**DATASET EXTRACT:**
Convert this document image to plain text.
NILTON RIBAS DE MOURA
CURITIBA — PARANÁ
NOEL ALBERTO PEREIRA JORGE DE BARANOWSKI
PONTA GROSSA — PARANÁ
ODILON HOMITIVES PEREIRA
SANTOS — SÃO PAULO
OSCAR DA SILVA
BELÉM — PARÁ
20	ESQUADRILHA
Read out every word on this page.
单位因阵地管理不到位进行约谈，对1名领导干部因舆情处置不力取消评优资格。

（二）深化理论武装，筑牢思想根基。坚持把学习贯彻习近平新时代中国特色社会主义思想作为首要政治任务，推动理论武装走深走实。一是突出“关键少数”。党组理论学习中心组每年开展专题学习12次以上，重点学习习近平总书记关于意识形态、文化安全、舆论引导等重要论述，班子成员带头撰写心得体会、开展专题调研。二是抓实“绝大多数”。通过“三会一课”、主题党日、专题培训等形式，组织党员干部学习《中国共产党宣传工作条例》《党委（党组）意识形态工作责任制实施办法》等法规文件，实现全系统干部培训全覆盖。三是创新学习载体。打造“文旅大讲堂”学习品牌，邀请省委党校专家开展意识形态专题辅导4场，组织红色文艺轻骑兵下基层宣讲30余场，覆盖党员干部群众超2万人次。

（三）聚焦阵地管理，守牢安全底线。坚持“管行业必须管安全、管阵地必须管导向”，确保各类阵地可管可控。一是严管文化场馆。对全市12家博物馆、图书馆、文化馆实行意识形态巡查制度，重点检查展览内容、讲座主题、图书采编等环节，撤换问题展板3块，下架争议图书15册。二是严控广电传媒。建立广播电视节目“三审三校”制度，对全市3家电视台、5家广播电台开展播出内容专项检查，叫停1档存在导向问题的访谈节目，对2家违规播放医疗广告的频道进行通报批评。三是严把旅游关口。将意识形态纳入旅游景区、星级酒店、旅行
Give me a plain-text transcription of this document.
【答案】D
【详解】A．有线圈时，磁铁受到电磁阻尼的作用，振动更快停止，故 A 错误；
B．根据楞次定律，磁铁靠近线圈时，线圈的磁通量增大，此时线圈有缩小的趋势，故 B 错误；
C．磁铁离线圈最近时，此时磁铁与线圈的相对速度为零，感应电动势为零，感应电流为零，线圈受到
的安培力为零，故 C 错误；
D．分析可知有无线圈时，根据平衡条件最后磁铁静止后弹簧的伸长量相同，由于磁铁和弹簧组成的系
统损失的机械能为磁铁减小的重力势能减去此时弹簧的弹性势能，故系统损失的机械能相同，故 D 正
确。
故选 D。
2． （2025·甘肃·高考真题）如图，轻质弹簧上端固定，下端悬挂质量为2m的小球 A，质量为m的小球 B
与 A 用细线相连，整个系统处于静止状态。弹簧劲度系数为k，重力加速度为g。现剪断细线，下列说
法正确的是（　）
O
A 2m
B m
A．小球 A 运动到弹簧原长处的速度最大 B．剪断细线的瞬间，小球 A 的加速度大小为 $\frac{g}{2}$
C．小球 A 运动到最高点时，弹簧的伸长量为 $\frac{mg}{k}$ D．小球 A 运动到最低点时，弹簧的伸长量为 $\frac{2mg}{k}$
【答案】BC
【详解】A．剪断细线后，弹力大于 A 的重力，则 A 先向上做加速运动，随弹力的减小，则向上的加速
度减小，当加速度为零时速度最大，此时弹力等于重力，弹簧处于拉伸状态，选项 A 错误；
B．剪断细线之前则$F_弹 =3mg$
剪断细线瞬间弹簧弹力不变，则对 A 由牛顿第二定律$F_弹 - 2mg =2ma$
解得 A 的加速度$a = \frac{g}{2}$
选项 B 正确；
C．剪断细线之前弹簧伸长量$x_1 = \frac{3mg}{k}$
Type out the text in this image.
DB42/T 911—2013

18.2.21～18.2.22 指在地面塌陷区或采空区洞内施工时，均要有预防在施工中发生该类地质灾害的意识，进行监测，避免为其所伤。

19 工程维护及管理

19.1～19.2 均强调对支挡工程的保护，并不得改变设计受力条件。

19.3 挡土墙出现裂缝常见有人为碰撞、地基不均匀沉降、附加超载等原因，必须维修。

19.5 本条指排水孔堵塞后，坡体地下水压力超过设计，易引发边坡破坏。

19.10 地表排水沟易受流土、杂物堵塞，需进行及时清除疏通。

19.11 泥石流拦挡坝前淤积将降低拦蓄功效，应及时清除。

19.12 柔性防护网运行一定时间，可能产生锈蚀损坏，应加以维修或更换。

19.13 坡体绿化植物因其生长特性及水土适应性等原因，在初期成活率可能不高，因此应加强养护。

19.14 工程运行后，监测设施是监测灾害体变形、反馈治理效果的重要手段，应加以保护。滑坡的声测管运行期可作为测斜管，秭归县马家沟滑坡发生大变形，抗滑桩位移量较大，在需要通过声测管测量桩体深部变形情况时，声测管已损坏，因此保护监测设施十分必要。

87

**INSTRUCTIONS TO FOLLOW:**
All of the lines above must be returned exactly.

**FINAL RESULT:**
Convert this document image to plain text.
NILTON RIBAS DE MOURA
CURITIBA — PARANÁ
NOEL ALBERTO PEREIRA JORGE DE BARANOWSKI
PONTA GROSSA — PARANÁ
ODILON HOMITIVES PEREIRA
SANTOS — SÃO PAULO
OSCAR DA SILVA
BELÉM — PARÁ
20	ESQUADRILHA
Read out every word on this page.
单位因阵地管理不到位进行约谈，对1名领导干部因舆情处置不力取消评优资格。

（二）深化理论武装，筑牢思想根基。坚持把学习贯彻习近平新时代中国特色社会主义思想作为首要政治任务，推动理论武装走深走实。一是突出“关键少数”。党组理论学习中心组每年开展专题学习12次以上，重点学习习近平总书记关于意识形态、文化安全、舆论引导等重要论述，班子成员带头撰写心得体会、开展专题调研。二是抓实“绝大多数”。通过“三会一课”、主题党日、专题培训等形式，组织党员干部学习《中国共产党宣传工作条例》《党委（党组）意识形态工作责任制实施办法》等法规文件，实现全系统干部培训全覆盖。三是创新学习载体。打造“文旅大讲堂”学习品牌，邀请省委党校专家开展意识形态专题辅导4场，组织红色文艺轻骑兵下基层宣讲30余场，覆盖党员干部群众超2万人次。

（三）聚焦阵地管理，守牢安全底线。坚持“管行业必须管安全、管阵地必须管导向”，确保各类阵地可管可控。一是严管文化场馆。对全市12家博物馆、图书馆、文化馆实行意识形态巡查制度，重点检查展览内容、讲座主题、图书采编等环节，撤换问题展板3块，下架争议图书15册。二是严控广电传媒。建立广播电视节目“三审三校”制度，对全市3家电视台、5家广播电台开展播出内容专项检查，叫停1档存在导向问题的访谈节目，对2家违规播放医疗广告的频道进行通报批评。三是严把旅游关口。将意识形态纳入旅游景区、星级酒店、旅行
Give me a plain-text transcription of this document.
【答案】D
【详解】A．有线圈时，磁铁受到电磁阻尼的作用，振动更快停止，故 A 错误；
B．根据楞次定律，磁铁靠近线圈时，线圈的磁通量增大，此时线圈有缩小的趋势，故 B 错误；
C．磁铁离线圈最近时，此时磁铁与线圈的相对速度为零，感应电动势为零，感应电流为零，线圈受到
的安培力为零，故 C 错误；
D．分析可知有无线圈时，根据平衡条件最后磁铁静止后弹簧的伸长量相同，由于磁铁和弹簧组成的系
统损失的机械能为磁铁减小的重力势能减去此时弹簧的弹性势能，故系统损失的机械能相同，故 D 正
确。
故选 D。
2． （2025·甘肃·高考真题）如图，轻质弹簧上端固定，下端悬挂质量为2m的小球 A，质量为m的小球 B
与 A 用细线相连，整个系统处于静止状态。弹簧劲度系数为k，重力加速度为g。现剪断细线，下列说
法正确的是（　）
O
A 2m
B m
A．小球 A 运动到弹簧原长处的速度最大 B．剪断细线的瞬间，小球 A 的加速度大小为 $\frac{g}{2}$
C．小球 A 运动到最高点时，弹簧的伸长量为 $\frac{mg}{k}$ D．小球 A 运动到最低点时，弹簧的伸长量为 $\frac{2mg}{k}$
【答案】BC
【详解】A．剪断细线后，弹力大于 A 的重力，则 A 先向上做加速运动，随弹力的减小，则向上的加速
度减小，当加速度为零时速度最大，此时弹力等于重力，弹簧处于拉伸状态，选项 A 错误；
B．剪断细线之前则$F_弹 =3mg$
剪断细线瞬间弹簧弹力不变，则对 A 由牛顿第二定律$F_弹 - 2mg =2ma$
解得 A 的加速度$a = \frac{g}{2}$
选项 B 正确；
C．剪断细线之前弹簧伸长量$x_1 = \frac{3mg}{k}$
Type out the text in this image.
DB42/T 911—2013

18.2.21～18.2.22 指在地面塌陷区或采空区洞内施工时，均要有预防在施工中发生该类地质灾害的意识，进行监测，避免为其所伤。

19 工程维护及管理

19.1～19.2 均强调对支挡工程的保护，并不得改变设计受力条件。

19.3 挡土墙出现裂缝常见有人为碰撞、地基不均匀沉降、附加超载等原因，必须维修。

19.5 本条指排水孔堵塞后，坡体地下水压力超过设计，易引发边坡破坏。

19.10 地表排水沟易受流土、杂物堵塞，需进行及时清除疏通。

19.11 泥石流拦挡坝前淤积将降低拦蓄功效，应及时清除。

19.12 柔性防护网运行一定时间，可能产生锈蚀损坏，应加以维修或更换。

19.13 坡体绿化植物因其生长特性及水土适应性等原因，在初期成活率可能不高，因此应加强养护。

19.14 工程运行后，监测设施是监测灾害体变形、反馈治理效果的重要手段，应加以保护。滑坡的声测管运行期可作为测斜管，秭归县马家沟滑坡发生大变形，抗滑桩位移量较大，在需要通过声测管测量桩体深部变形情况时，声测管已损坏，因此保护监测设施十分必要。

87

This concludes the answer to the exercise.